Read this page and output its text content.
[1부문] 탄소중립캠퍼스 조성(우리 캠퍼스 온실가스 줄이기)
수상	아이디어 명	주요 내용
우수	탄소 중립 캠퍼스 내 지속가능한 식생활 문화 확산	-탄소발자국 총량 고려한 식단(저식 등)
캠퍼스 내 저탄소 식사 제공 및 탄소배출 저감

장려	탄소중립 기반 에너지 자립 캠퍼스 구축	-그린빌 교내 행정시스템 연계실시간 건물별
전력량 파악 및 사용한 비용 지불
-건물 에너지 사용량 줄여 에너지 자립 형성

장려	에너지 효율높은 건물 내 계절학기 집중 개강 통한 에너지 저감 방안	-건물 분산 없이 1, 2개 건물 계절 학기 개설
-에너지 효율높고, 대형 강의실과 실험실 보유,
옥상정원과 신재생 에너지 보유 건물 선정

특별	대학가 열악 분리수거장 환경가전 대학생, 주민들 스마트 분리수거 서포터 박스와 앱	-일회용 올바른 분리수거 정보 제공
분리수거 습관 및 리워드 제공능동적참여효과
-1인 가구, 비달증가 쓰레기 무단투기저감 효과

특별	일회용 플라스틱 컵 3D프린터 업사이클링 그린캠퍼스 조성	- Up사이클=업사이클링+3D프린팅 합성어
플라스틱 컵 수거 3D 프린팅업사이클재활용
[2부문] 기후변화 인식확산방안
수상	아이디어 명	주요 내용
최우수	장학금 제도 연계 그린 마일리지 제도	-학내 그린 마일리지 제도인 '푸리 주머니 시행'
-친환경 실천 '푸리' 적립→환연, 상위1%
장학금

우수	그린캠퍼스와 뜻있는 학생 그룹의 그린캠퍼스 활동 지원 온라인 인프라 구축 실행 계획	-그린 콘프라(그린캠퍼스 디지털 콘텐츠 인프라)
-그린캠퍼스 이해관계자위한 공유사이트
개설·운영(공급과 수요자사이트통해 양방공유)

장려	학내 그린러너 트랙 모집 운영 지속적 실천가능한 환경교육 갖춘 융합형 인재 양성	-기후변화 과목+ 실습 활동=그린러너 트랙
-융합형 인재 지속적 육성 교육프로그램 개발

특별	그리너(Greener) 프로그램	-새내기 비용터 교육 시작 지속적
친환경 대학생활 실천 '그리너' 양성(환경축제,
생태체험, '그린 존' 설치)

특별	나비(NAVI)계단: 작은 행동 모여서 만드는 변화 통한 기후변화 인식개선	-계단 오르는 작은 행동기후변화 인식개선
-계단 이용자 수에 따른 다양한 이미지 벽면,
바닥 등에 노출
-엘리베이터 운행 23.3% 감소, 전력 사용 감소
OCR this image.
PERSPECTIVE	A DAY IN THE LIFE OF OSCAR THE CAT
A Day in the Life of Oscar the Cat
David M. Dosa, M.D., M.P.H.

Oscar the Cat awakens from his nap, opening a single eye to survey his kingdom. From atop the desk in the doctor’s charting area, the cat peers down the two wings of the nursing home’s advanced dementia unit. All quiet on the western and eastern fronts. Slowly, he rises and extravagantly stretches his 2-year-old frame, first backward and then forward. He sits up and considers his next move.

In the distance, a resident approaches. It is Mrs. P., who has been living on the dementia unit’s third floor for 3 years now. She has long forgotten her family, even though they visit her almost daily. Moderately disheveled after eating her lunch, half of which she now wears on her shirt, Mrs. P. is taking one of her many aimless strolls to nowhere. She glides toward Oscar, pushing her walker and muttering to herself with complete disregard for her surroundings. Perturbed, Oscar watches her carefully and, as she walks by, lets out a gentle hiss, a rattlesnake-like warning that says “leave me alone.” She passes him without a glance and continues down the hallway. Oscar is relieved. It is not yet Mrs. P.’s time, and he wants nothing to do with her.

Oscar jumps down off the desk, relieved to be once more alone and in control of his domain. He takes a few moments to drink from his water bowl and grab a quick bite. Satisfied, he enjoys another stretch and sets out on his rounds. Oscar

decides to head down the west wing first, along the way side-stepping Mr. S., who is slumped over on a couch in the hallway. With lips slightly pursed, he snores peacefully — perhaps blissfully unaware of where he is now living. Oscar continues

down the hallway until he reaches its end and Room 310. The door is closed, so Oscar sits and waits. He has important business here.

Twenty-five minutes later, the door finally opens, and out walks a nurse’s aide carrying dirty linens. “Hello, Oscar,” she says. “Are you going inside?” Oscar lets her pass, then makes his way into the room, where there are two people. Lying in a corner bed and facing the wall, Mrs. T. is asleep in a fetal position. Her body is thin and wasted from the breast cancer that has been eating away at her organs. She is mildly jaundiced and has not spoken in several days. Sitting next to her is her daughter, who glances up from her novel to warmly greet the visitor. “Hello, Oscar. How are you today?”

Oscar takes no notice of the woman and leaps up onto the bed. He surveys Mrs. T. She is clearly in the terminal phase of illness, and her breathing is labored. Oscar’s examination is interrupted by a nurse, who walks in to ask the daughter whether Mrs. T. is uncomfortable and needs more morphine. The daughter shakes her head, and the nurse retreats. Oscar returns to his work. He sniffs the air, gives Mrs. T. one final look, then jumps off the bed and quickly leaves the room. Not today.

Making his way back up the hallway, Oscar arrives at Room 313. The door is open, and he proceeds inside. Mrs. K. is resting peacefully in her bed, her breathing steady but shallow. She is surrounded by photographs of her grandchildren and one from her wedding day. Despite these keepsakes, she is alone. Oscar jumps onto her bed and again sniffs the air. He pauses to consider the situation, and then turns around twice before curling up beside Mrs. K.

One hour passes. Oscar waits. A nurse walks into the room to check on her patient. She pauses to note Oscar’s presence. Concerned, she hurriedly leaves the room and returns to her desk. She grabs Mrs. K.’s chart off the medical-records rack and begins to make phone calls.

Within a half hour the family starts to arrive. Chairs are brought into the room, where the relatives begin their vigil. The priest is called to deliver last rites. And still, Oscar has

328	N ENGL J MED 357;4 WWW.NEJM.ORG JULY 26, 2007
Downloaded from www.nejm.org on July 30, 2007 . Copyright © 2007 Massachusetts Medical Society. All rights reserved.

- Exercise directions: Give the listing above again, word for word.

- Exercise result:
Read this page and output its text content.
[1부문] 탄소중립캠퍼스 조성(우리 캠퍼스 온실가스 줄이기)
수상	아이디어 명	주요 내용
우수	탄소 중립 캠퍼스 내 지속가능한 식생활 문화 확산	-탄소발자국 총량 고려한 식단(저식 등)
캠퍼스 내 저탄소 식사 제공 및 탄소배출 저감

장려	탄소중립 기반 에너지 자립 캠퍼스 구축	-그린빌 교내 행정시스템 연계실시간 건물별
전력량 파악 및 사용한 비용 지불
-건물 에너지 사용량 줄여 에너지 자립 형성

장려	에너지 효율높은 건물 내 계절학기 집중 개강 통한 에너지 저감 방안	-건물 분산 없이 1, 2개 건물 계절 학기 개설
-에너지 효율높고, 대형 강의실과 실험실 보유,
옥상정원과 신재생 에너지 보유 건물 선정

특별	대학가 열악 분리수거장 환경가전 대학생, 주민들 스마트 분리수거 서포터 박스와 앱	-일회용 올바른 분리수거 정보 제공
분리수거 습관 및 리워드 제공능동적참여효과
-1인 가구, 비달증가 쓰레기 무단투기저감 효과

특별	일회용 플라스틱 컵 3D프린터 업사이클링 그린캠퍼스 조성	- Up사이클=업사이클링+3D프린팅 합성어
플라스틱 컵 수거 3D 프린팅업사이클재활용
[2부문] 기후변화 인식확산방안
수상	아이디어 명	주요 내용
최우수	장학금 제도 연계 그린 마일리지 제도	-학내 그린 마일리지 제도인 '푸리 주머니 시행'
-친환경 실천 '푸리' 적립→환연, 상위1%
장학금

우수	그린캠퍼스와 뜻있는 학생 그룹의 그린캠퍼스 활동 지원 온라인 인프라 구축 실행 계획	-그린 콘프라(그린캠퍼스 디지털 콘텐츠 인프라)
-그린캠퍼스 이해관계자위한 공유사이트
개설·운영(공급과 수요자사이트통해 양방공유)

장려	학내 그린러너 트랙 모집 운영 지속적 실천가능한 환경교육 갖춘 융합형 인재 양성	-기후변화 과목+ 실습 활동=그린러너 트랙
-융합형 인재 지속적 육성 교육프로그램 개발

특별	그리너(Greener) 프로그램	-새내기 비용터 교육 시작 지속적
친환경 대학생활 실천 '그리너' 양성(환경축제,
생태체험, '그린 존' 설치)

특별	나비(NAVI)계단: 작은 행동 모여서 만드는 변화 통한 기후변화 인식개선	-계단 오르는 작은 행동기후변화 인식개선
-계단 이용자 수에 따른 다양한 이미지 벽면,
바닥 등에 노출
-엘리베이터 운행 23.3% 감소, 전력 사용 감소
OCR this image.
PERSPECTIVE	A DAY IN THE LIFE OF OSCAR THE CAT
A Day in the Life of Oscar the Cat
David M. Dosa, M.D., M.P.H.

Oscar the Cat awakens from his nap, opening a single eye to survey his kingdom. From atop the desk in the doctor’s charting area, the cat peers down the two wings of the nursing home’s advanced dementia unit. All quiet on the western and eastern fronts. Slowly, he rises and extravagantly stretches his 2-year-old frame, first backward and then forward. He sits up and considers his next move.

In the distance, a resident approaches. It is Mrs. P., who has been living on the dementia unit’s third floor for 3 years now. She has long forgotten her family, even though they visit her almost daily. Moderately disheveled after eating her lunch, half of which she now wears on her shirt, Mrs. P. is taking one of her many aimless strolls to nowhere. She glides toward Oscar, pushing her walker and muttering to herself with complete disregard for her surroundings. Perturbed, Oscar watches her carefully and, as she walks by, lets out a gentle hiss, a rattlesnake-like warning that says “leave me alone.” She passes him without a glance and continues down the hallway. Oscar is relieved. It is not yet Mrs. P.’s time, and he wants nothing to do with her.

Oscar jumps down off the desk, relieved to be once more alone and in control of his domain. He takes a few moments to drink from his water bowl and grab a quick bite. Satisfied, he enjoys another stretch and sets out on his rounds. Oscar

decides to head down the west wing first, along the way side-stepping Mr. S., who is slumped over on a couch in the hallway. With lips slightly pursed, he snores peacefully — perhaps blissfully unaware of where he is now living. Oscar continues

down the hallway until he reaches its end and Room 310. The door is closed, so Oscar sits and waits. He has important business here.

Twenty-five minutes later, the door finally opens, and out walks a nurse’s aide carrying dirty linens. “Hello, Oscar,” she says. “Are you going inside?” Oscar lets her pass, then makes his way into the room, where there are two people. Lying in a corner bed and facing the wall, Mrs. T. is asleep in a fetal position. Her body is thin and wasted from the breast cancer that has been eating away at her organs. She is mildly jaundiced and has not spoken in several days. Sitting next to her is her daughter, who glances up from her novel to warmly greet the visitor. “Hello, Oscar. How are you today?”

Oscar takes no notice of the woman and leaps up onto the bed. He surveys Mrs. T. She is clearly in the terminal phase of illness, and her breathing is labored. Oscar’s examination is interrupted by a nurse, who walks in to ask the daughter whether Mrs. T. is uncomfortable and needs more morphine. The daughter shakes her head, and the nurse retreats. Oscar returns to his work. He sniffs the air, gives Mrs. T. one final look, then jumps off the bed and quickly leaves the room. Not today.

Making his way back up the hallway, Oscar arrives at Room 313. The door is open, and he proceeds inside. Mrs. K. is resting peacefully in her bed, her breathing steady but shallow. She is surrounded by photographs of her grandchildren and one from her wedding day. Despite these keepsakes, she is alone. Oscar jumps onto her bed and again sniffs the air. He pauses to consider the situation, and then turns around twice before curling up beside Mrs. K.

One hour passes. Oscar waits. A nurse walks into the room to check on her patient. She pauses to note Oscar’s presence. Concerned, she hurriedly leaves the room and returns to her desk. She grabs Mrs. K.’s chart off the medical-records rack and begins to make phone calls.

Within a half hour the family starts to arrive. Chairs are brought into the room, where the relatives begin their vigil. The priest is called to deliver last rites. And still, Oscar has

328	N ENGL J MED 357;4 WWW.NEJM.ORG JULY 26, 2007
Downloaded from www.nejm.org on July 30, 2007 . Copyright © 2007 Massachusetts Medical Society. All rights reserved.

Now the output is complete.